=== Data listing ===
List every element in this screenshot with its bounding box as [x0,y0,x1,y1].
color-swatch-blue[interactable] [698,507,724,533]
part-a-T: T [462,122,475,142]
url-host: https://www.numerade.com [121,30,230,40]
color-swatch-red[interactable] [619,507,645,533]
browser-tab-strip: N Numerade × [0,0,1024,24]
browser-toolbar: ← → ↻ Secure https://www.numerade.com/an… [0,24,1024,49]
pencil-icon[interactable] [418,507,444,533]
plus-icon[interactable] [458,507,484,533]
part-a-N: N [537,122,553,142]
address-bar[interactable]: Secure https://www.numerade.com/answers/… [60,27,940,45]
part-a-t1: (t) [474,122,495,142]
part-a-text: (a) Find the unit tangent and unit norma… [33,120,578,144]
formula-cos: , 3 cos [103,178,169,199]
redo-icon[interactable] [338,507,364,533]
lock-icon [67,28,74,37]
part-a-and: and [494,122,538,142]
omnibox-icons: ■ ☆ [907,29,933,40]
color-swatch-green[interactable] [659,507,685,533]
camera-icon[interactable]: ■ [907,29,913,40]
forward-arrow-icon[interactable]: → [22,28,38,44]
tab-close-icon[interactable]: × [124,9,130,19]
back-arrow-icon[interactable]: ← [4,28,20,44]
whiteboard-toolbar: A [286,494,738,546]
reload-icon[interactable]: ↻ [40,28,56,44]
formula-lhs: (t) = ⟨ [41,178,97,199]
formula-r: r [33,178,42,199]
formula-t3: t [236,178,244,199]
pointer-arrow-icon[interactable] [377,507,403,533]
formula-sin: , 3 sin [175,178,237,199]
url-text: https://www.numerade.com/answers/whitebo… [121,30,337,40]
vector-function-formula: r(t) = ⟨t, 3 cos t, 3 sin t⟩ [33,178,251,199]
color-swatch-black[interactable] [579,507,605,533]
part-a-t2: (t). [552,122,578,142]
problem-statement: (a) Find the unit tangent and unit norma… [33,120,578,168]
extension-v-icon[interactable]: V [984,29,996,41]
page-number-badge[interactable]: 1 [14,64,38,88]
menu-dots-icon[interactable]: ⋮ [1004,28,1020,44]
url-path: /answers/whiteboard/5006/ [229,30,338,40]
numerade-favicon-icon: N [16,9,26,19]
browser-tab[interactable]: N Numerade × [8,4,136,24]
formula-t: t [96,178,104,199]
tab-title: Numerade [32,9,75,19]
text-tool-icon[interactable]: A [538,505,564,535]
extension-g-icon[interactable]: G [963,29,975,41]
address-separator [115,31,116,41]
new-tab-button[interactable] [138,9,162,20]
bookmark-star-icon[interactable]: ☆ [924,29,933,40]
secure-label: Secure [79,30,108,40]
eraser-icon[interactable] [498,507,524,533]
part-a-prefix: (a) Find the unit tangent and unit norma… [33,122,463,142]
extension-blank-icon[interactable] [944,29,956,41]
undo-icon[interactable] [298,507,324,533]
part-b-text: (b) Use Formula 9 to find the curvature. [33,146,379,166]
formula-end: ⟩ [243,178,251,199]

=== What is expected ===
Please set out the whole listing above as a Markdown table, with a "No." column giving each line's position and a "Line" column holding its text, and omit any blank lines.

=== Final answer ===
| No. | Line |
|---|---|
| 1 | List every element in this screenshot with its bounding box as [x0,y0,x1,y1]. |
| 2 | color-swatch-blue[interactable] [698,507,724,533] |
| 3 | part-a-T: T [462,122,475,142] |
| 4 | url-host: https://www.numerade.com [121,30,230,40] |
| 5 | color-swatch-red[interactable] [619,507,645,533] |
| 6 | browser-tab-strip: N Numerade × [0,0,1024,24] |
| 7 | browser-toolbar: ← → ↻ Secure https://www.numerade.com/an… [0,24,1024,49] |
| 8 | pencil-icon[interactable] [418,507,444,533] |
| 9 | plus-icon[interactable] [458,507,484,533] |
| 10 | part-a-N: N [537,122,553,142] |
| 11 | address-bar[interactable]: Secure https://www.numerade.com/answers/… [60,27,940,45] |
| 12 | part-a-t1: (t) [474,122,495,142] |
| 13 | part-a-text: (a) Find the unit tangent and unit norma… [33,120,578,144] |
| 14 | formula-cos: , 3 cos [103,178,169,199] |
| 15 | redo-icon[interactable] [338,507,364,533] |
| 16 | lock-icon [67,28,74,37] |
| 17 | part-a-and: and [494,122,538,142] |
| 18 | omnibox-icons: ■ ☆ [907,29,933,40] |
| 19 | color-swatch-green[interactable] [659,507,685,533] |
| 20 | camera-icon[interactable]: ■ [907,29,913,40] |
| 21 | forward-arrow-icon[interactable]: → [22,28,38,44] |
| 22 | tab-close-icon[interactable]: × [124,9,130,19] |
| 23 | back-arrow-icon[interactable]: ← [4,28,20,44] |
| 24 | whiteboard-toolbar: A [286,494,738,546] |
| 25 | reload-icon[interactable]: ↻ [40,28,56,44] |
| 26 | formula-lhs: (t) = ⟨ [41,178,97,199] |
| 27 | formula-r: r [33,178,42,199] |
| 28 | formula-t3: t [236,178,244,199] |
| 29 | pointer-arrow-icon[interactable] [377,507,403,533] |
| 30 | formula-sin: , 3 sin [175,178,237,199] |
| 31 | url-text: https://www.numerade.com/answers/whitebo… [121,30,337,40] |
| 32 | vector-function-formula: r(t) = ⟨t, 3 cos t, 3 sin t⟩ [33,178,251,199] |
| 33 | color-swatch-black[interactable] [579,507,605,533] |
| 34 | part-a-t2: (t). [552,122,578,142] |
| 35 | problem-statement: (a) Find the unit tangent and unit norma… [33,120,578,168] |
| 36 | extension-v-icon[interactable]: V [984,29,996,41] |
| 37 | page-number-badge[interactable]: 1 [14,64,38,88] |
| 38 | menu-dots-icon[interactable]: ⋮ [1004,28,1020,44] |
| 39 | url-path: /answers/whiteboard/5006/ [229,30,338,40] |
| 40 | numerade-favicon-icon: N [16,9,26,19] |
| 41 | browser-tab[interactable]: N Numerade × [8,4,136,24] |
| 42 | formula-t: t [96,178,104,199] |
| 43 | tab-title: Numerade [32,9,75,19] |
| 44 | text-tool-icon[interactable]: A [538,505,564,535] |
| 45 | extension-g-icon[interactable]: G [963,29,975,41] |
| 46 | address-separator [115,31,116,41] |
| 47 | new-tab-button[interactable] [138,9,162,20] |
| 48 | bookmark-star-icon[interactable]: ☆ [924,29,933,40] |
| 49 | secure-label: Secure [79,30,108,40] |
| 50 | eraser-icon[interactable] [498,507,524,533] |
| 51 | part-a-prefix: (a) Find the unit tangent and unit norma… [33,122,463,142] |
| 52 | extension-blank-icon[interactable] [944,29,956,41] |
| 53 | undo-icon[interactable] [298,507,324,533] |
| 54 | part-b-text: (b) Use Formula 9 to find the curvature. [33,146,379,166] |
| 55 | formula-end: ⟩ [243,178,251,199] |